DATA LINES:
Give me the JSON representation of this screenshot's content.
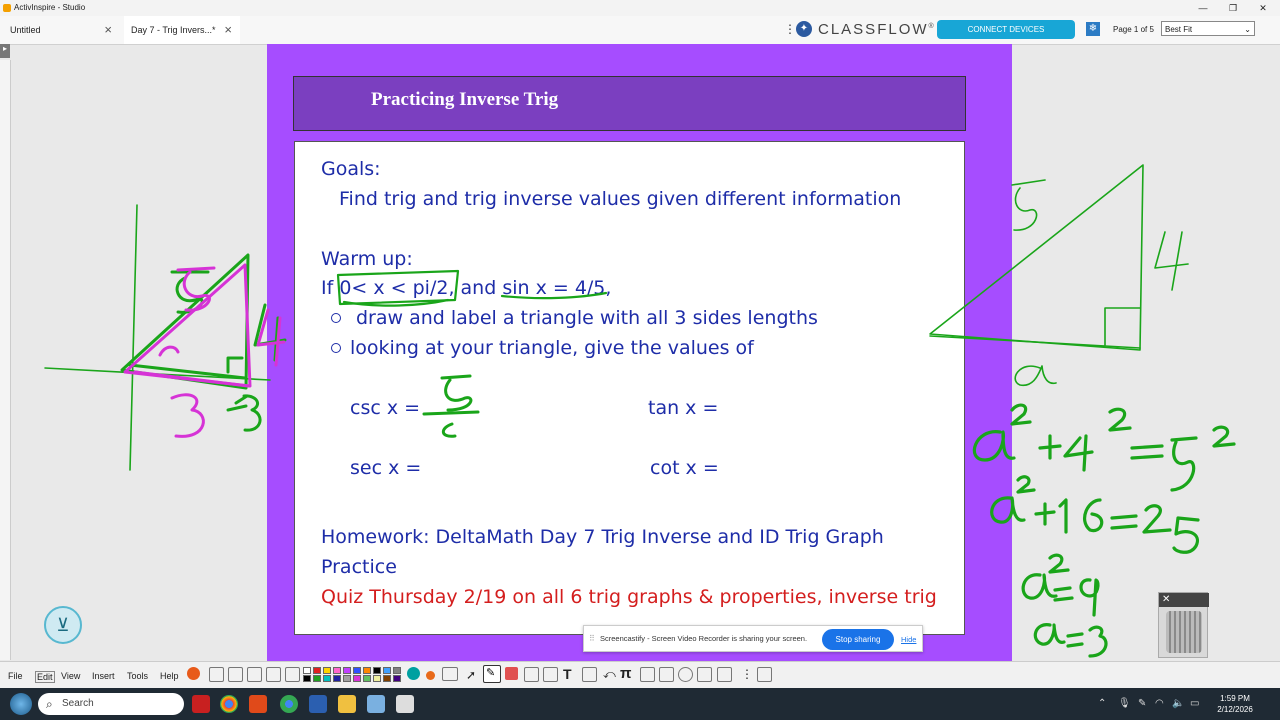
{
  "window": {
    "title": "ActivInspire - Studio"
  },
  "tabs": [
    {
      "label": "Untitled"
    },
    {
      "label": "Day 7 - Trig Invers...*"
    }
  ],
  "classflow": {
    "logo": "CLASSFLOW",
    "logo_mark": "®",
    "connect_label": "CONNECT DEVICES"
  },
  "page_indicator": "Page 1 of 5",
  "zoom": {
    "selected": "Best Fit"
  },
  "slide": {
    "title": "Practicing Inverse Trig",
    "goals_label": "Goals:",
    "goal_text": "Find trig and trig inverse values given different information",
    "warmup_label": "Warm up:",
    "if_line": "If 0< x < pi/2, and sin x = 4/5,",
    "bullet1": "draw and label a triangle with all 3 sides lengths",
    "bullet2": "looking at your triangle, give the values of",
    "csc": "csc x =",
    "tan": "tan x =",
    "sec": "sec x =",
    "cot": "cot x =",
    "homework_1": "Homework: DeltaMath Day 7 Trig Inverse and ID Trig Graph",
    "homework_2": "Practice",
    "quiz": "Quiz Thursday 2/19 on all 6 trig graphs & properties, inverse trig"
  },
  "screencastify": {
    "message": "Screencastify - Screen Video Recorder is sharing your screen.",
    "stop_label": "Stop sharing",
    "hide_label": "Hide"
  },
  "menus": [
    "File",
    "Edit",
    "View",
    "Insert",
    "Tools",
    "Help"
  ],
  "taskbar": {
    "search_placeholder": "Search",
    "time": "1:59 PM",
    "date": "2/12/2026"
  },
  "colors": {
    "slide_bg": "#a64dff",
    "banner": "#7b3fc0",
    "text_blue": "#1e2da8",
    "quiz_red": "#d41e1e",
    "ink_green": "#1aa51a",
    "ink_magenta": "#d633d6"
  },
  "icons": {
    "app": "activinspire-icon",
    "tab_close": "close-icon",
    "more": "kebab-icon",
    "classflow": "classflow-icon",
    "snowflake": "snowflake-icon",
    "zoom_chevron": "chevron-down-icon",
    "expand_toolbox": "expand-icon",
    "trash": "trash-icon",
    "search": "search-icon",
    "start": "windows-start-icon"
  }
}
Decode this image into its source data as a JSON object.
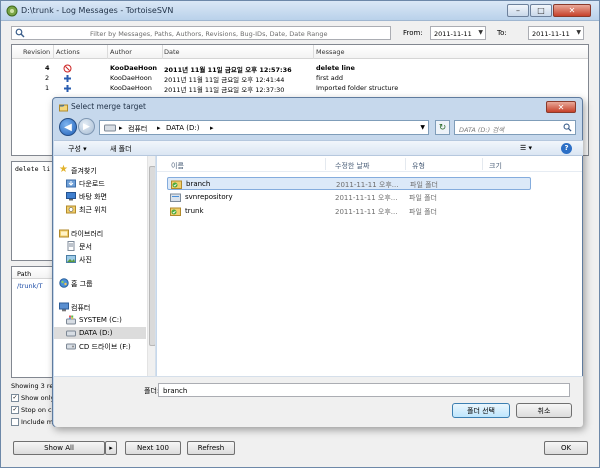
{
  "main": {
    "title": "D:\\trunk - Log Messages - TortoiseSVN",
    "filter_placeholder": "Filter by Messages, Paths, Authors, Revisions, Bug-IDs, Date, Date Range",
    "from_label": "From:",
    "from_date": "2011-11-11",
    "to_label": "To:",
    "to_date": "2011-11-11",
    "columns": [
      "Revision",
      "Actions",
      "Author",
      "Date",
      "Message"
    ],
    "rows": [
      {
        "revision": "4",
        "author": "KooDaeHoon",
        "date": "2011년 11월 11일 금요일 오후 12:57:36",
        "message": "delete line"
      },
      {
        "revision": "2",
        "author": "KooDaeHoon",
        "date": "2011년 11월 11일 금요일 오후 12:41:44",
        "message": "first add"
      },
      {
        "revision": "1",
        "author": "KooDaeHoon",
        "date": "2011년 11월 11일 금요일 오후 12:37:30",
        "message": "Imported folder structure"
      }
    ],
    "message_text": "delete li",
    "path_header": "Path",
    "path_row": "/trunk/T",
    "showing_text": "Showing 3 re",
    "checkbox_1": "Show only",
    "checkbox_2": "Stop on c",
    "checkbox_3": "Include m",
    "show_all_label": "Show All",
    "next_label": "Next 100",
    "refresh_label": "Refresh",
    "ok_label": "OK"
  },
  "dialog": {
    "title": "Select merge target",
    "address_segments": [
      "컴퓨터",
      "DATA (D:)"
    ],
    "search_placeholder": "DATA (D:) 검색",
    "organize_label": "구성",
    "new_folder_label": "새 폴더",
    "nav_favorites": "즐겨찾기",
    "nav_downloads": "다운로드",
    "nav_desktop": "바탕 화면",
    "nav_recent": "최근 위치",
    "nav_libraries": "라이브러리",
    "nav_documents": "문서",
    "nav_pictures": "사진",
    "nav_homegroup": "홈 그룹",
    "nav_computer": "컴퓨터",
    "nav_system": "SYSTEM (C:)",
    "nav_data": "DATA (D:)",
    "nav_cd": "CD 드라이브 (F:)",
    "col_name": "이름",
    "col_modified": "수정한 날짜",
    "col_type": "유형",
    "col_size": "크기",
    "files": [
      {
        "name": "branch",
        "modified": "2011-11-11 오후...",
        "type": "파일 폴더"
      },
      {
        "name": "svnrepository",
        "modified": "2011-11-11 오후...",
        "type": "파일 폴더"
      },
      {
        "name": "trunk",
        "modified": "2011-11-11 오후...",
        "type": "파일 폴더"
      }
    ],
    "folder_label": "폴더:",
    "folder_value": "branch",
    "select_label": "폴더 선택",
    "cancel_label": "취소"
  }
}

WRITTEN TASK: Lines from the records above that hold "values" are the ones to list.

WRITTEN RESPONSE:
    "goal_text": "Find trig and trig inverse values given different information",
    "bullet2": "looking at your triangle, give the values of",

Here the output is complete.